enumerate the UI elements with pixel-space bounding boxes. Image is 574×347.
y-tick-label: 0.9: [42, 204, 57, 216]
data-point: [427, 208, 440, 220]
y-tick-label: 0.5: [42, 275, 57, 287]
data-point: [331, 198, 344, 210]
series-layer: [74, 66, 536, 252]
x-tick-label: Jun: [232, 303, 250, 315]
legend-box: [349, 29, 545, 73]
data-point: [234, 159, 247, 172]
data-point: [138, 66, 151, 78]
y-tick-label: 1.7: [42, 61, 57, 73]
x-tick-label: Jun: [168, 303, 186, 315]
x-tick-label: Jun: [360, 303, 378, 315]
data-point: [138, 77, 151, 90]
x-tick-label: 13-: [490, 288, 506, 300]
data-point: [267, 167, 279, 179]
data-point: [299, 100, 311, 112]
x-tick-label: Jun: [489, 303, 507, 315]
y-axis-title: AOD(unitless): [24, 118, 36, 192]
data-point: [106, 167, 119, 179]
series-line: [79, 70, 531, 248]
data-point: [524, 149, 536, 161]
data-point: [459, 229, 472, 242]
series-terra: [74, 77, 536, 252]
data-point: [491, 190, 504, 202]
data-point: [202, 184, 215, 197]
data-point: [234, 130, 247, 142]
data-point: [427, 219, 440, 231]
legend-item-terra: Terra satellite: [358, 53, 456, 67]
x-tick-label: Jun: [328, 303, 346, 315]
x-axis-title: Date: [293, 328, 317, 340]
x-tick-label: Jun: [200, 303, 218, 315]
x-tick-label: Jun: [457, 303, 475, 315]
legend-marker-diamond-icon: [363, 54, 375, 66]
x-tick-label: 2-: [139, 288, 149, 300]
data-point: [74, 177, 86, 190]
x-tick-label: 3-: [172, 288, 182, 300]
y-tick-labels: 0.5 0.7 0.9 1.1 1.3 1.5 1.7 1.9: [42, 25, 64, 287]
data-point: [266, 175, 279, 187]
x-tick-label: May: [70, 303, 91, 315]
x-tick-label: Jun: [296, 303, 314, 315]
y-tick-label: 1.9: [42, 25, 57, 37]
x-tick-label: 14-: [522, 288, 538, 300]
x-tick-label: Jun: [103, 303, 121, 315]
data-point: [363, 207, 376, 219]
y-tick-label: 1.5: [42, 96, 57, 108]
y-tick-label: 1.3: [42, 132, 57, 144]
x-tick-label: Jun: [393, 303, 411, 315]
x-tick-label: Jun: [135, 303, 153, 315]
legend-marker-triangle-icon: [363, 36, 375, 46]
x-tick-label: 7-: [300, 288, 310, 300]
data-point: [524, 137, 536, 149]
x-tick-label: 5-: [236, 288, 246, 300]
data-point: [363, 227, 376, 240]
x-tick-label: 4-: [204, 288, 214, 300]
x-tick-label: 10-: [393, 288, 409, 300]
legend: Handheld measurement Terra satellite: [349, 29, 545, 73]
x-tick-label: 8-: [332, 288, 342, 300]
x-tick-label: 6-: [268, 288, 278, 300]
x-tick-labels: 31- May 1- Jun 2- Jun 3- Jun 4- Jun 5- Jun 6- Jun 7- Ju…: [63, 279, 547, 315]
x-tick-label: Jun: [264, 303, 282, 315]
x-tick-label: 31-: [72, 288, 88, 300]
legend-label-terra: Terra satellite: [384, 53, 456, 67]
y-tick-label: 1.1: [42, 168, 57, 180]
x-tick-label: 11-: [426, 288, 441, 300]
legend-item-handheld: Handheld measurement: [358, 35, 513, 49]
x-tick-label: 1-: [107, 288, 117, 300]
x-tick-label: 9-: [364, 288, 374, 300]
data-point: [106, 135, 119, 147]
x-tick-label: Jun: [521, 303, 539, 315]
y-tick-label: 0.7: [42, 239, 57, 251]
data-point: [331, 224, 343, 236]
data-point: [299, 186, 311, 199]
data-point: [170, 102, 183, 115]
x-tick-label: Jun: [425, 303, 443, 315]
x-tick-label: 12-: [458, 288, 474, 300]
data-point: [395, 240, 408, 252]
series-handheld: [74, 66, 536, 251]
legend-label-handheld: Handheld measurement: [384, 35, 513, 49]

- [Short exercise]
Switch every "data-point" in the rows to "data-marker" and write all the rows out again, leaving everything else unchanged.

- [Task output]
enumerate the UI elements with pixel-space bounding boxes. Image is 574×347.
y-tick-label: 0.9: [42, 204, 57, 216]
data-marker: [427, 208, 440, 220]
y-tick-label: 0.5: [42, 275, 57, 287]
data-marker: [331, 198, 344, 210]
series-layer: [74, 66, 536, 252]
x-tick-label: Jun: [232, 303, 250, 315]
legend-box: [349, 29, 545, 73]
data-marker: [234, 159, 247, 172]
data-marker: [138, 66, 151, 78]
y-tick-label: 1.7: [42, 61, 57, 73]
x-tick-label: Jun: [168, 303, 186, 315]
x-tick-label: Jun: [360, 303, 378, 315]
data-marker: [138, 77, 151, 90]
x-tick-label: 13-: [490, 288, 506, 300]
data-marker: [267, 167, 279, 179]
data-marker: [299, 100, 311, 112]
x-tick-label: Jun: [489, 303, 507, 315]
y-axis-title: AOD(unitless): [24, 118, 36, 192]
data-marker: [106, 167, 119, 179]
series-line: [79, 70, 531, 248]
data-marker: [524, 149, 536, 161]
data-marker: [459, 229, 472, 242]
series-terra: [74, 77, 536, 252]
data-marker: [491, 190, 504, 202]
data-marker: [202, 184, 215, 197]
data-marker: [234, 130, 247, 142]
data-marker: [427, 219, 440, 231]
legend-item-terra: Terra satellite: [358, 53, 456, 67]
x-tick-label: Jun: [328, 303, 346, 315]
x-axis-title: Date: [293, 328, 317, 340]
x-tick-label: Jun: [200, 303, 218, 315]
x-tick-label: Jun: [457, 303, 475, 315]
legend-marker-diamond-icon: [363, 54, 375, 66]
x-tick-label: 2-: [139, 288, 149, 300]
data-marker: [74, 177, 86, 190]
x-tick-label: 3-: [172, 288, 182, 300]
y-tick-labels: 0.5 0.7 0.9 1.1 1.3 1.5 1.7 1.9: [42, 25, 64, 287]
data-marker: [266, 175, 279, 187]
x-tick-label: May: [70, 303, 91, 315]
x-tick-label: Jun: [296, 303, 314, 315]
y-tick-label: 1.9: [42, 25, 57, 37]
x-tick-label: 14-: [522, 288, 538, 300]
x-tick-label: Jun: [103, 303, 121, 315]
data-marker: [363, 207, 376, 219]
y-tick-label: 1.5: [42, 96, 57, 108]
y-tick-label: 1.3: [42, 132, 57, 144]
x-tick-label: Jun: [393, 303, 411, 315]
x-tick-label: Jun: [135, 303, 153, 315]
legend-marker-triangle-icon: [363, 36, 375, 46]
x-tick-label: 7-: [300, 288, 310, 300]
data-marker: [524, 137, 536, 149]
x-tick-label: 5-: [236, 288, 246, 300]
data-marker: [363, 227, 376, 240]
x-tick-label: 4-: [204, 288, 214, 300]
x-tick-label: 10-: [393, 288, 409, 300]
legend: Handheld measurement Terra satellite: [349, 29, 545, 73]
x-tick-label: 8-: [332, 288, 342, 300]
x-tick-label: 6-: [268, 288, 278, 300]
x-tick-labels: 31- May 1- Jun 2- Jun 3- Jun 4- Jun 5- Jun 6- Jun 7- Ju…: [63, 279, 547, 315]
x-tick-label: Jun: [264, 303, 282, 315]
x-tick-label: 31-: [72, 288, 88, 300]
legend-label-terra: Terra satellite: [384, 53, 456, 67]
y-tick-label: 1.1: [42, 168, 57, 180]
x-tick-label: 11-: [426, 288, 441, 300]
legend-item-handheld: Handheld measurement: [358, 35, 513, 49]
x-tick-label: 1-: [107, 288, 117, 300]
x-tick-label: 9-: [364, 288, 374, 300]
data-marker: [106, 135, 119, 147]
x-tick-label: Jun: [521, 303, 539, 315]
y-tick-label: 0.7: [42, 239, 57, 251]
data-marker: [331, 224, 343, 236]
data-marker: [299, 186, 311, 199]
data-marker: [170, 102, 183, 115]
x-tick-label: Jun: [425, 303, 443, 315]
x-tick-label: 12-: [458, 288, 474, 300]
data-marker: [395, 240, 408, 252]
series-handheld: [74, 66, 536, 251]
legend-label-handheld: Handheld measurement: [384, 35, 513, 49]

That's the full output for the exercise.